* start PROVIDED ENTRIES *
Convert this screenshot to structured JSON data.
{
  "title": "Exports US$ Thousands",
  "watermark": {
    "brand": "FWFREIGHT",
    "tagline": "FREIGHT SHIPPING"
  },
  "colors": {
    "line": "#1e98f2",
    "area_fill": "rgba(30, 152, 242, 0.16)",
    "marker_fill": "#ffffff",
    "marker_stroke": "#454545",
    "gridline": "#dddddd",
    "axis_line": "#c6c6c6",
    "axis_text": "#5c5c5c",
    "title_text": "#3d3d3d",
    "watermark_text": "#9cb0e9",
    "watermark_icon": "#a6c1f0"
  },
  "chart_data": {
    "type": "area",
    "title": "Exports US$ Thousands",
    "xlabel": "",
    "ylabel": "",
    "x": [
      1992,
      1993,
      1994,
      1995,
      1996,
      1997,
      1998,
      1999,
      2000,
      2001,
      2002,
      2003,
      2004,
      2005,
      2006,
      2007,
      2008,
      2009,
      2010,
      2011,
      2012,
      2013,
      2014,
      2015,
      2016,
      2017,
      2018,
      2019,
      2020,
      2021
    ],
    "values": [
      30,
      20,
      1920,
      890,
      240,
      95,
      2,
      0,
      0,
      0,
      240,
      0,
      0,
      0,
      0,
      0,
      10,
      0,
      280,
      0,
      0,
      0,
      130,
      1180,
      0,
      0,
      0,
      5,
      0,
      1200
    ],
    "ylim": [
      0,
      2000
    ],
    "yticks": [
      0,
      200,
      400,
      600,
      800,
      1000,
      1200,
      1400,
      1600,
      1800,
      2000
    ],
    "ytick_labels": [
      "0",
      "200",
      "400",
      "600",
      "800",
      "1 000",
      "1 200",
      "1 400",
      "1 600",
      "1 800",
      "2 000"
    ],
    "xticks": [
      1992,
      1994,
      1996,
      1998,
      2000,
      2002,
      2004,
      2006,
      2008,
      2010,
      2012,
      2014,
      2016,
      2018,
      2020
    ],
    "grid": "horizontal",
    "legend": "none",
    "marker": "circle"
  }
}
* end PROVIDED ENTRIES *
■ **WHAT YOU ARE ASKED TO DO**
Give back all the records exactly as they stand.

■ **FINAL ANSWER**
Convert this screenshot to structured JSON data.
{
  "title": "Exports US$ Thousands",
  "watermark": {
    "brand": "FWFREIGHT",
    "tagline": "FREIGHT SHIPPING"
  },
  "colors": {
    "line": "#1e98f2",
    "area_fill": "rgba(30, 152, 242, 0.16)",
    "marker_fill": "#ffffff",
    "marker_stroke": "#454545",
    "gridline": "#dddddd",
    "axis_line": "#c6c6c6",
    "axis_text": "#5c5c5c",
    "title_text": "#3d3d3d",
    "watermark_text": "#9cb0e9",
    "watermark_icon": "#a6c1f0"
  },
  "chart_data": {
    "type": "area",
    "title": "Exports US$ Thousands",
    "xlabel": "",
    "ylabel": "",
    "x": [
      1992,
      1993,
      1994,
      1995,
      1996,
      1997,
      1998,
      1999,
      2000,
      2001,
      2002,
      2003,
      2004,
      2005,
      2006,
      2007,
      2008,
      2009,
      2010,
      2011,
      2012,
      2013,
      2014,
      2015,
      2016,
      2017,
      2018,
      2019,
      2020,
      2021
    ],
    "values": [
      30,
      20,
      1920,
      890,
      240,
      95,
      2,
      0,
      0,
      0,
      240,
      0,
      0,
      0,
      0,
      0,
      10,
      0,
      280,
      0,
      0,
      0,
      130,
      1180,
      0,
      0,
      0,
      5,
      0,
      1200
    ],
    "ylim": [
      0,
      2000
    ],
    "yticks": [
      0,
      200,
      400,
      600,
      800,
      1000,
      1200,
      1400,
      1600,
      1800,
      2000
    ],
    "ytick_labels": [
      "0",
      "200",
      "400",
      "600",
      "800",
      "1 000",
      "1 200",
      "1 400",
      "1 600",
      "1 800",
      "2 000"
    ],
    "xticks": [
      1992,
      1994,
      1996,
      1998,
      2000,
      2002,
      2004,
      2006,
      2008,
      2010,
      2012,
      2014,
      2016,
      2018,
      2020
    ],
    "grid": "horizontal",
    "legend": "none",
    "marker": "circle"
  }
}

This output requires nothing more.